**Aim:** Copy out, without any changes, the material from its first line through the line that contains "timeslot-button[interactable]: 9:00 pm: [513, 413, 800, 463]", including both of those lines.

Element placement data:
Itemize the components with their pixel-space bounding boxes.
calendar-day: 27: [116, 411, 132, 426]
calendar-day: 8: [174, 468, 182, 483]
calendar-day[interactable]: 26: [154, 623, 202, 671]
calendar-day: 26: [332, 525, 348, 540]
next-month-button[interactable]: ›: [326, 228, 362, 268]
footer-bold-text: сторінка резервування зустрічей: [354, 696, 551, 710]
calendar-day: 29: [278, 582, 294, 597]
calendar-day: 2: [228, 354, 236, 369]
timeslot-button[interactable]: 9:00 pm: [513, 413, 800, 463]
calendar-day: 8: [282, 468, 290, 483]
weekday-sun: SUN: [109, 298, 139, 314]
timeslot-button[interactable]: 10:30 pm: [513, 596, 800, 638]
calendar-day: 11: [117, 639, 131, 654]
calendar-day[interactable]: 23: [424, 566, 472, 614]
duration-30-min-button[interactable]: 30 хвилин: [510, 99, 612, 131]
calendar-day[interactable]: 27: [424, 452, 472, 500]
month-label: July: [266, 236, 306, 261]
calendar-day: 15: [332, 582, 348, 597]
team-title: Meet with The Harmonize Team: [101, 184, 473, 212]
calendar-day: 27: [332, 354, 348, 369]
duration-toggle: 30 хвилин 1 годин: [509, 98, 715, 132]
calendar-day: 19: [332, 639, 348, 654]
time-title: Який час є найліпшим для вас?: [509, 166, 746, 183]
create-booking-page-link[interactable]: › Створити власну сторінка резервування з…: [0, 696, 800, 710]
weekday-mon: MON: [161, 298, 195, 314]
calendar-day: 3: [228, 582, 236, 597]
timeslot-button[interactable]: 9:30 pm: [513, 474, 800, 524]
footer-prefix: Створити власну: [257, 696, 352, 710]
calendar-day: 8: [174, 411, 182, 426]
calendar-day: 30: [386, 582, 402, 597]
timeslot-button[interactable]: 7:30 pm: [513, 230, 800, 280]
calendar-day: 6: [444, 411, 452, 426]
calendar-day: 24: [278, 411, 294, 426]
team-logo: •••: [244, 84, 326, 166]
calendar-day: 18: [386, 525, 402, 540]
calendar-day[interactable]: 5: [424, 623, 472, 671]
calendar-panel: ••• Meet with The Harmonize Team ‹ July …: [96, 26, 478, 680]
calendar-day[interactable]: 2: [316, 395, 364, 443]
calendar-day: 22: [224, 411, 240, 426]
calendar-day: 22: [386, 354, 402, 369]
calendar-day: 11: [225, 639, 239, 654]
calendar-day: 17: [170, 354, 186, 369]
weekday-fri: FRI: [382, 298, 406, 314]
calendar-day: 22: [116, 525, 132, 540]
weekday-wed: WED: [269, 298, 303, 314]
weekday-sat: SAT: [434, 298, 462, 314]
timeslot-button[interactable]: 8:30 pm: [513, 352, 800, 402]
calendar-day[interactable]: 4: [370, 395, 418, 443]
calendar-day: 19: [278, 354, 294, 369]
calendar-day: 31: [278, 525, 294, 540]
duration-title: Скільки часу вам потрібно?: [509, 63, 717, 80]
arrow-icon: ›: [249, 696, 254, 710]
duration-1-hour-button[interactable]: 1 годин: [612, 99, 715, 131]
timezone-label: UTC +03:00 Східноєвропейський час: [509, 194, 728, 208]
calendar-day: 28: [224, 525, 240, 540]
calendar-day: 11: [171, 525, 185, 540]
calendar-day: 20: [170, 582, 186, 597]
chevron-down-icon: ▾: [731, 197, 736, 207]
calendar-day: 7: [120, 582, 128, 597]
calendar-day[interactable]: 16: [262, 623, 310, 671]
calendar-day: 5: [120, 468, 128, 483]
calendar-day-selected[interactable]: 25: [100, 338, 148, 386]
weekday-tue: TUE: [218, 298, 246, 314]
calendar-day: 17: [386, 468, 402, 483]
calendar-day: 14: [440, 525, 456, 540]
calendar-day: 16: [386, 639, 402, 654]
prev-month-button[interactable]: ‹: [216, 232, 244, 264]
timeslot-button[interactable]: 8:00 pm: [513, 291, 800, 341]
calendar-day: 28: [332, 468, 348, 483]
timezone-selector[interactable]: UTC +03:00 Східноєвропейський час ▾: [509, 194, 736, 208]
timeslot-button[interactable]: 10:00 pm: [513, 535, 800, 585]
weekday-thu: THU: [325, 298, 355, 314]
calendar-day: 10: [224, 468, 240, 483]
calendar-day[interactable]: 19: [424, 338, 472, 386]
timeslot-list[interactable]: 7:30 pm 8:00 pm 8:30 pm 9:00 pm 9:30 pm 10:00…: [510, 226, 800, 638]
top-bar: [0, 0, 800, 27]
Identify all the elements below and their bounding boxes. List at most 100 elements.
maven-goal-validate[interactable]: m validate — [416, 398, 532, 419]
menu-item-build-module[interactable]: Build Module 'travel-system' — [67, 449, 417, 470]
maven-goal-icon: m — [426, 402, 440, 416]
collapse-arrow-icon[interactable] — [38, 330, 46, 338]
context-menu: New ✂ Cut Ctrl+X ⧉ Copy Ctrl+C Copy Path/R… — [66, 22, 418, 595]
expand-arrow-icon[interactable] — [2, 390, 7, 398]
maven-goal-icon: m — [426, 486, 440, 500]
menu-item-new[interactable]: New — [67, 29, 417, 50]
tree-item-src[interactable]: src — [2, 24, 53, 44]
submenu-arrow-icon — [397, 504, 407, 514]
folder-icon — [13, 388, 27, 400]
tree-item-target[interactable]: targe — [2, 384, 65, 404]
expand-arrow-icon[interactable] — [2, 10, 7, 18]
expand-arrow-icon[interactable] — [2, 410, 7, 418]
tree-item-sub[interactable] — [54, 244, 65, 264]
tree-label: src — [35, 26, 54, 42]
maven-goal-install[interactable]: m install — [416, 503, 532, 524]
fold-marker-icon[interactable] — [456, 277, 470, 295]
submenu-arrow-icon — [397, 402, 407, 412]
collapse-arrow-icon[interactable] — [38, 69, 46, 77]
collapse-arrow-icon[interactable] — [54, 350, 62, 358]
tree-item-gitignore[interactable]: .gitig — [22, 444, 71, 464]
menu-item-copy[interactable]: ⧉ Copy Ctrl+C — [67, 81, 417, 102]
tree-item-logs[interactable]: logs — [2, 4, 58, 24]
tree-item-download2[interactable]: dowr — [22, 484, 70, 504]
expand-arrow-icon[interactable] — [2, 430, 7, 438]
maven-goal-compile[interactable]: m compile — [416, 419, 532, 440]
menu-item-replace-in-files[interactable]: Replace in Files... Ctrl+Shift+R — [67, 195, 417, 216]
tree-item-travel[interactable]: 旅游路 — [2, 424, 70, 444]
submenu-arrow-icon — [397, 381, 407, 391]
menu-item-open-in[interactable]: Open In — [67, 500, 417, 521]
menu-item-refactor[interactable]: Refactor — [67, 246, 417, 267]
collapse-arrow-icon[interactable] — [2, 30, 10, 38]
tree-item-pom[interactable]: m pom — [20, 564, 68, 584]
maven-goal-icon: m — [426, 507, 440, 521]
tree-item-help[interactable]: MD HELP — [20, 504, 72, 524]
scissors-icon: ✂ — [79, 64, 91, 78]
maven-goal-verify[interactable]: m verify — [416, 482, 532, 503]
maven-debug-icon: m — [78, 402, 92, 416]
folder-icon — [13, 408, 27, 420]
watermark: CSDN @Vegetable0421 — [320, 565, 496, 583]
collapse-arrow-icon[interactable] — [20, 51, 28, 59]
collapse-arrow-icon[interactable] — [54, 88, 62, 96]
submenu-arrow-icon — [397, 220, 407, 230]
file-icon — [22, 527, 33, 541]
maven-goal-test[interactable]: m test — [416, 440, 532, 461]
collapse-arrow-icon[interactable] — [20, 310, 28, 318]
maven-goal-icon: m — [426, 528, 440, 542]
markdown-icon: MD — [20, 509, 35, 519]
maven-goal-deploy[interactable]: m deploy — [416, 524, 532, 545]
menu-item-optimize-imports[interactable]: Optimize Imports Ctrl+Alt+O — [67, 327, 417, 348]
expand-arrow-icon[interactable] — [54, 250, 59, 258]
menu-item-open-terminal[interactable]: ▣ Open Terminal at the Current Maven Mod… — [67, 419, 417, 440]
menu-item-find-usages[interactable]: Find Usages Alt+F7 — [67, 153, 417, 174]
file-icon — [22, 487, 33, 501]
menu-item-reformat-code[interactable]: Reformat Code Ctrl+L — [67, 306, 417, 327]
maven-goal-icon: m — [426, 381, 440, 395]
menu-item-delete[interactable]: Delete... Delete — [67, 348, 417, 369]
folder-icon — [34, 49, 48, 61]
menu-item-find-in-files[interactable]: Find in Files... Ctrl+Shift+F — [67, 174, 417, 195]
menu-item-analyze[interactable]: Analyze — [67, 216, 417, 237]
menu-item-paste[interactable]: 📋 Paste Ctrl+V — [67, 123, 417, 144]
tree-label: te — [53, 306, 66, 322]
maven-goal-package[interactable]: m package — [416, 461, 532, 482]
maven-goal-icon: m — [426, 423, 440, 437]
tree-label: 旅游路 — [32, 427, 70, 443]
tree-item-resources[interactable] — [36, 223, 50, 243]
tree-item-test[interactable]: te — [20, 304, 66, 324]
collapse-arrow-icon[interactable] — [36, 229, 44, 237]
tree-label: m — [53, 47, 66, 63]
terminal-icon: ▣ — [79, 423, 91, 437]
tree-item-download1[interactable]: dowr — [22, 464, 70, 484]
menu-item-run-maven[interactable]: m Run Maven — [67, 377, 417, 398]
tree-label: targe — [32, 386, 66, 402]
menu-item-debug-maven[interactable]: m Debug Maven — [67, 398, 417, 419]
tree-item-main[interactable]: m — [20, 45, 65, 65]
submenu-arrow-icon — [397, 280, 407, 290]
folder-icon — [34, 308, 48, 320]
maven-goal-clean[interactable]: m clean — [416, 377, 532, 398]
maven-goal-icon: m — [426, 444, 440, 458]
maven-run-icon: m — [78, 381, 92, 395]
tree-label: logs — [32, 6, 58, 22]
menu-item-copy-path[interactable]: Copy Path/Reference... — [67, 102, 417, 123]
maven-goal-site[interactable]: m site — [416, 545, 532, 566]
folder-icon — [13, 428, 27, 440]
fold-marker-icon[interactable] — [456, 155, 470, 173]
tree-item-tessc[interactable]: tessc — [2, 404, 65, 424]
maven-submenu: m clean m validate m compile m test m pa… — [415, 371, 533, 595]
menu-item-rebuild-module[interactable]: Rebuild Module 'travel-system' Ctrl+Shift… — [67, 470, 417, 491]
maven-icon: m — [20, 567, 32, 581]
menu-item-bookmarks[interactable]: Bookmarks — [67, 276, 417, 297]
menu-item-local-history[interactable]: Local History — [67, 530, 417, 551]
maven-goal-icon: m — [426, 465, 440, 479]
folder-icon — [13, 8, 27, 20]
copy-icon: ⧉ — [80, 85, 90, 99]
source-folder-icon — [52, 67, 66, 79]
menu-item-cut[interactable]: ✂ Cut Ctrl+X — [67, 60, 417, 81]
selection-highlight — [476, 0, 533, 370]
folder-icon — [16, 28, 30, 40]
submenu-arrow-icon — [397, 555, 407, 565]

**Worked answer:**
Itemize the components with their pixel-space bounding boxes.
calendar-day: 27: [116, 411, 132, 426]
calendar-day: 8: [174, 468, 182, 483]
calendar-day[interactable]: 26: [154, 623, 202, 671]
calendar-day: 26: [332, 525, 348, 540]
next-month-button[interactable]: ›: [326, 228, 362, 268]
footer-bold-text: сторінка резервування зустрічей: [354, 696, 551, 710]
calendar-day: 29: [278, 582, 294, 597]
calendar-day: 2: [228, 354, 236, 369]
timeslot-button[interactable]: 9:00 pm: [513, 413, 800, 463]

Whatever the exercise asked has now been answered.